▶ _Exercise requirements_
All the data below goes into the copy word for word, but the pictures don't.

+ + + + +

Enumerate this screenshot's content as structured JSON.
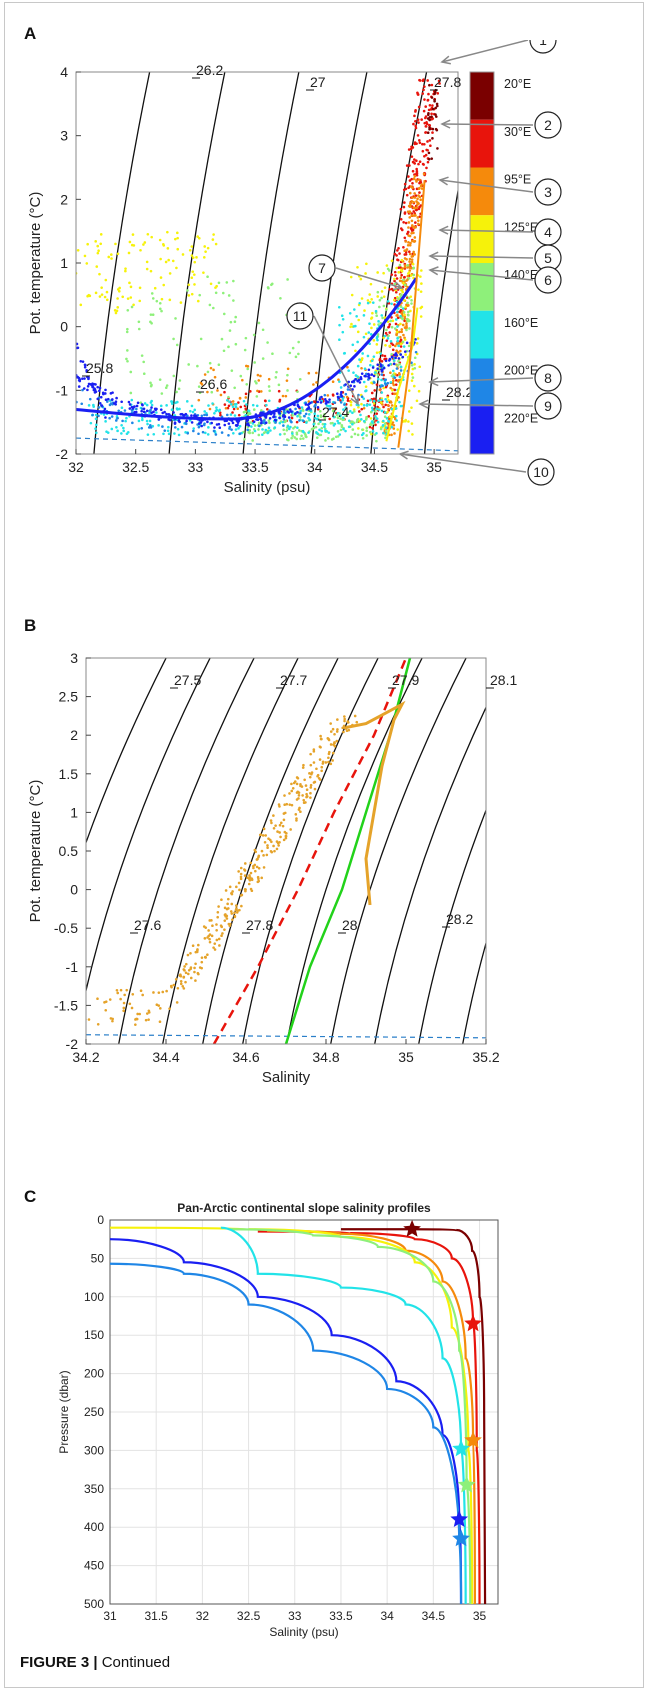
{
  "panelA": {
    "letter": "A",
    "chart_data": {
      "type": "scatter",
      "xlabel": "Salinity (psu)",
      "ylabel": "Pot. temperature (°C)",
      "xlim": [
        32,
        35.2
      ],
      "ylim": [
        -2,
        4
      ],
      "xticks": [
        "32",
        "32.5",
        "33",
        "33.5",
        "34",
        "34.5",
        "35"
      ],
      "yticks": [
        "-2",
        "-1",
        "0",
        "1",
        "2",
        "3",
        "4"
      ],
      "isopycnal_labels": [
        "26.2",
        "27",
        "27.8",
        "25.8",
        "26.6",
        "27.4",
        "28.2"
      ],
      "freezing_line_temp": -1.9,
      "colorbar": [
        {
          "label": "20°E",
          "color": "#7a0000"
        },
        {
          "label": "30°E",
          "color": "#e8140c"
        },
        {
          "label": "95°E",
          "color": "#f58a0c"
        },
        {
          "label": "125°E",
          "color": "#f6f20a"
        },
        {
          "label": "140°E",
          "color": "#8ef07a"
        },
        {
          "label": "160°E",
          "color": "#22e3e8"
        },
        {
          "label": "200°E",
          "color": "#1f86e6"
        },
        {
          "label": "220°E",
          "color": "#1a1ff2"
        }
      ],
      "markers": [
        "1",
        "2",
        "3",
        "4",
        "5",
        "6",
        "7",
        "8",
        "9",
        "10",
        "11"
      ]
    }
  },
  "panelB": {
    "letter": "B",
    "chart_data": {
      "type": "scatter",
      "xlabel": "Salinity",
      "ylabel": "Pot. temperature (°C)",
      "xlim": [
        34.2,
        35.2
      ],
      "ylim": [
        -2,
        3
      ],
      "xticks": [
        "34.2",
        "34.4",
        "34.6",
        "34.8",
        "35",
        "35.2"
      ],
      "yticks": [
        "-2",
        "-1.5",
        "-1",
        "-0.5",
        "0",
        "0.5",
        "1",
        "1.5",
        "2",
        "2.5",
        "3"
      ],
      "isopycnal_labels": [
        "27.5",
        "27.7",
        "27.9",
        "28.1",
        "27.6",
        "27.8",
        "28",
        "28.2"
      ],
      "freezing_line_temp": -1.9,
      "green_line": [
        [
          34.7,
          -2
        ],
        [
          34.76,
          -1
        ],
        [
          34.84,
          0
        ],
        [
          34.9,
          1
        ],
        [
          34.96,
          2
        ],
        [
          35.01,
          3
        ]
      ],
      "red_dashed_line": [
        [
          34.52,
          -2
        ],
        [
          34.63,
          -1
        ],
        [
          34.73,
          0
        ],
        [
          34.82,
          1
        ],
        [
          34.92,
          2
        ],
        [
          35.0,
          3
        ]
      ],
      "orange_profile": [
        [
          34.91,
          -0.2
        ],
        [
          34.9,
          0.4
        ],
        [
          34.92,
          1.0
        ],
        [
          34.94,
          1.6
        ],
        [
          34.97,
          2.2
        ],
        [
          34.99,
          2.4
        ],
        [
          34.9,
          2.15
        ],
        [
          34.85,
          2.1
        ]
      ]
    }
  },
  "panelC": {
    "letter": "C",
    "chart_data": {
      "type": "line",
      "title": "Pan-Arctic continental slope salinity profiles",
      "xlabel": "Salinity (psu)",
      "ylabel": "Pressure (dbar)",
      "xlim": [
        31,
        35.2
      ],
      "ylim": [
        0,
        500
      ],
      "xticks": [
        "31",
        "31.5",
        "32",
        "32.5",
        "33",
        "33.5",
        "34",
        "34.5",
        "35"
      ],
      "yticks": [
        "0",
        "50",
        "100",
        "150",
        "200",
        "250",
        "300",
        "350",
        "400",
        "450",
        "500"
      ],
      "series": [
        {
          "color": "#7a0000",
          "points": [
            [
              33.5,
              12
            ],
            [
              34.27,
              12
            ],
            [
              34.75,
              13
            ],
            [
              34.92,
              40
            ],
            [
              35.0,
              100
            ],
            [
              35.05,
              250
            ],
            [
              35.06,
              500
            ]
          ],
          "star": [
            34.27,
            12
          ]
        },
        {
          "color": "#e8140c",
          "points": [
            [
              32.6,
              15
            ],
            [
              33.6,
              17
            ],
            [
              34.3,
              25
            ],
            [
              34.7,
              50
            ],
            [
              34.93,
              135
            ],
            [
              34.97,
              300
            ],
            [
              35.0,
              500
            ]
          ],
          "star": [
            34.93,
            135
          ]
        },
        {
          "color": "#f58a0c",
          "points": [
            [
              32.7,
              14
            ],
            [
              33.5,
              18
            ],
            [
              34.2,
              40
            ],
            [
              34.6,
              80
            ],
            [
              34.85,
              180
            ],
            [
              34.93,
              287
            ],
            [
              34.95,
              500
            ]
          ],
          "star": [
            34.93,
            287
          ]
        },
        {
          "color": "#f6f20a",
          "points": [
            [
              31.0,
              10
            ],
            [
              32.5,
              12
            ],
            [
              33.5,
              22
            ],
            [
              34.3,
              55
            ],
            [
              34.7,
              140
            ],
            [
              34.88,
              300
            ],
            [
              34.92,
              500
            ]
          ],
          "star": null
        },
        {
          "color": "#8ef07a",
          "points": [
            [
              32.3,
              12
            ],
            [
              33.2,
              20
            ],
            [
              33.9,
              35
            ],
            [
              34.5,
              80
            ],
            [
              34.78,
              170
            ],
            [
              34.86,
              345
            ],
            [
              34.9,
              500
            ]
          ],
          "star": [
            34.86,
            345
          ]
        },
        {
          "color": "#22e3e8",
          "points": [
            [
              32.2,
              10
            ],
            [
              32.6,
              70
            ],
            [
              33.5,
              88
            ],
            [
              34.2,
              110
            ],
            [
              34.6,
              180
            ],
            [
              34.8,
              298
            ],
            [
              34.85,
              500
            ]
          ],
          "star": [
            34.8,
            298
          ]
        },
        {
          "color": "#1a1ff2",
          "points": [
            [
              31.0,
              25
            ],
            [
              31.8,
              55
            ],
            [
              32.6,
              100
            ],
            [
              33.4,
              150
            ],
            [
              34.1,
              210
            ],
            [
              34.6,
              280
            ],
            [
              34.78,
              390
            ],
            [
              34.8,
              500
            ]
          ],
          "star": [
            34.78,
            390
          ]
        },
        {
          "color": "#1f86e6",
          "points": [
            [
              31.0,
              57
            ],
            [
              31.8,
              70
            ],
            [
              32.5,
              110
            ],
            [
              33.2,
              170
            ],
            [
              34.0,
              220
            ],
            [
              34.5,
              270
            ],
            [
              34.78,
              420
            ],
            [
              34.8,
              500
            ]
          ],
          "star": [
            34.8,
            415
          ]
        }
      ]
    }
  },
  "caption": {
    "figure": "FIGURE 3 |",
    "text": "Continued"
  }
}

+ + + + +

▶ _Reply_
Enumerate this screenshot's content as structured JSON.
{
  "panelA": {
    "letter": "A",
    "chart_data": {
      "type": "scatter",
      "xlabel": "Salinity (psu)",
      "ylabel": "Pot. temperature (°C)",
      "xlim": [
        32,
        35.2
      ],
      "ylim": [
        -2,
        4
      ],
      "xticks": [
        "32",
        "32.5",
        "33",
        "33.5",
        "34",
        "34.5",
        "35"
      ],
      "yticks": [
        "-2",
        "-1",
        "0",
        "1",
        "2",
        "3",
        "4"
      ],
      "isopycnal_labels": [
        "26.2",
        "27",
        "27.8",
        "25.8",
        "26.6",
        "27.4",
        "28.2"
      ],
      "freezing_line_temp": -1.9,
      "colorbar": [
        {
          "label": "20°E",
          "color": "#7a0000"
        },
        {
          "label": "30°E",
          "color": "#e8140c"
        },
        {
          "label": "95°E",
          "color": "#f58a0c"
        },
        {
          "label": "125°E",
          "color": "#f6f20a"
        },
        {
          "label": "140°E",
          "color": "#8ef07a"
        },
        {
          "label": "160°E",
          "color": "#22e3e8"
        },
        {
          "label": "200°E",
          "color": "#1f86e6"
        },
        {
          "label": "220°E",
          "color": "#1a1ff2"
        }
      ],
      "markers": [
        "1",
        "2",
        "3",
        "4",
        "5",
        "6",
        "7",
        "8",
        "9",
        "10",
        "11"
      ]
    }
  },
  "panelB": {
    "letter": "B",
    "chart_data": {
      "type": "scatter",
      "xlabel": "Salinity",
      "ylabel": "Pot. temperature (°C)",
      "xlim": [
        34.2,
        35.2
      ],
      "ylim": [
        -2,
        3
      ],
      "xticks": [
        "34.2",
        "34.4",
        "34.6",
        "34.8",
        "35",
        "35.2"
      ],
      "yticks": [
        "-2",
        "-1.5",
        "-1",
        "-0.5",
        "0",
        "0.5",
        "1",
        "1.5",
        "2",
        "2.5",
        "3"
      ],
      "isopycnal_labels": [
        "27.5",
        "27.7",
        "27.9",
        "28.1",
        "27.6",
        "27.8",
        "28",
        "28.2"
      ],
      "freezing_line_temp": -1.9,
      "green_line": [
        [
          34.7,
          -2
        ],
        [
          34.76,
          -1
        ],
        [
          34.84,
          0
        ],
        [
          34.9,
          1
        ],
        [
          34.96,
          2
        ],
        [
          35.01,
          3
        ]
      ],
      "red_dashed_line": [
        [
          34.52,
          -2
        ],
        [
          34.63,
          -1
        ],
        [
          34.73,
          0
        ],
        [
          34.82,
          1
        ],
        [
          34.92,
          2
        ],
        [
          35.0,
          3
        ]
      ],
      "orange_profile": [
        [
          34.91,
          -0.2
        ],
        [
          34.9,
          0.4
        ],
        [
          34.92,
          1.0
        ],
        [
          34.94,
          1.6
        ],
        [
          34.97,
          2.2
        ],
        [
          34.99,
          2.4
        ],
        [
          34.9,
          2.15
        ],
        [
          34.85,
          2.1
        ]
      ]
    }
  },
  "panelC": {
    "letter": "C",
    "chart_data": {
      "type": "line",
      "title": "Pan-Arctic continental slope salinity profiles",
      "xlabel": "Salinity (psu)",
      "ylabel": "Pressure (dbar)",
      "xlim": [
        31,
        35.2
      ],
      "ylim": [
        0,
        500
      ],
      "xticks": [
        "31",
        "31.5",
        "32",
        "32.5",
        "33",
        "33.5",
        "34",
        "34.5",
        "35"
      ],
      "yticks": [
        "0",
        "50",
        "100",
        "150",
        "200",
        "250",
        "300",
        "350",
        "400",
        "450",
        "500"
      ],
      "series": [
        {
          "color": "#7a0000",
          "points": [
            [
              33.5,
              12
            ],
            [
              34.27,
              12
            ],
            [
              34.75,
              13
            ],
            [
              34.92,
              40
            ],
            [
              35.0,
              100
            ],
            [
              35.05,
              250
            ],
            [
              35.06,
              500
            ]
          ],
          "star": [
            34.27,
            12
          ]
        },
        {
          "color": "#e8140c",
          "points": [
            [
              32.6,
              15
            ],
            [
              33.6,
              17
            ],
            [
              34.3,
              25
            ],
            [
              34.7,
              50
            ],
            [
              34.93,
              135
            ],
            [
              34.97,
              300
            ],
            [
              35.0,
              500
            ]
          ],
          "star": [
            34.93,
            135
          ]
        },
        {
          "color": "#f58a0c",
          "points": [
            [
              32.7,
              14
            ],
            [
              33.5,
              18
            ],
            [
              34.2,
              40
            ],
            [
              34.6,
              80
            ],
            [
              34.85,
              180
            ],
            [
              34.93,
              287
            ],
            [
              34.95,
              500
            ]
          ],
          "star": [
            34.93,
            287
          ]
        },
        {
          "color": "#f6f20a",
          "points": [
            [
              31.0,
              10
            ],
            [
              32.5,
              12
            ],
            [
              33.5,
              22
            ],
            [
              34.3,
              55
            ],
            [
              34.7,
              140
            ],
            [
              34.88,
              300
            ],
            [
              34.92,
              500
            ]
          ],
          "star": null
        },
        {
          "color": "#8ef07a",
          "points": [
            [
              32.3,
              12
            ],
            [
              33.2,
              20
            ],
            [
              33.9,
              35
            ],
            [
              34.5,
              80
            ],
            [
              34.78,
              170
            ],
            [
              34.86,
              345
            ],
            [
              34.9,
              500
            ]
          ],
          "star": [
            34.86,
            345
          ]
        },
        {
          "color": "#22e3e8",
          "points": [
            [
              32.2,
              10
            ],
            [
              32.6,
              70
            ],
            [
              33.5,
              88
            ],
            [
              34.2,
              110
            ],
            [
              34.6,
              180
            ],
            [
              34.8,
              298
            ],
            [
              34.85,
              500
            ]
          ],
          "star": [
            34.8,
            298
          ]
        },
        {
          "color": "#1a1ff2",
          "points": [
            [
              31.0,
              25
            ],
            [
              31.8,
              55
            ],
            [
              32.6,
              100
            ],
            [
              33.4,
              150
            ],
            [
              34.1,
              210
            ],
            [
              34.6,
              280
            ],
            [
              34.78,
              390
            ],
            [
              34.8,
              500
            ]
          ],
          "star": [
            34.78,
            390
          ]
        },
        {
          "color": "#1f86e6",
          "points": [
            [
              31.0,
              57
            ],
            [
              31.8,
              70
            ],
            [
              32.5,
              110
            ],
            [
              33.2,
              170
            ],
            [
              34.0,
              220
            ],
            [
              34.5,
              270
            ],
            [
              34.78,
              420
            ],
            [
              34.8,
              500
            ]
          ],
          "star": [
            34.8,
            415
          ]
        }
      ]
    }
  },
  "caption": {
    "figure": "FIGURE 3 |",
    "text": "Continued"
  }
}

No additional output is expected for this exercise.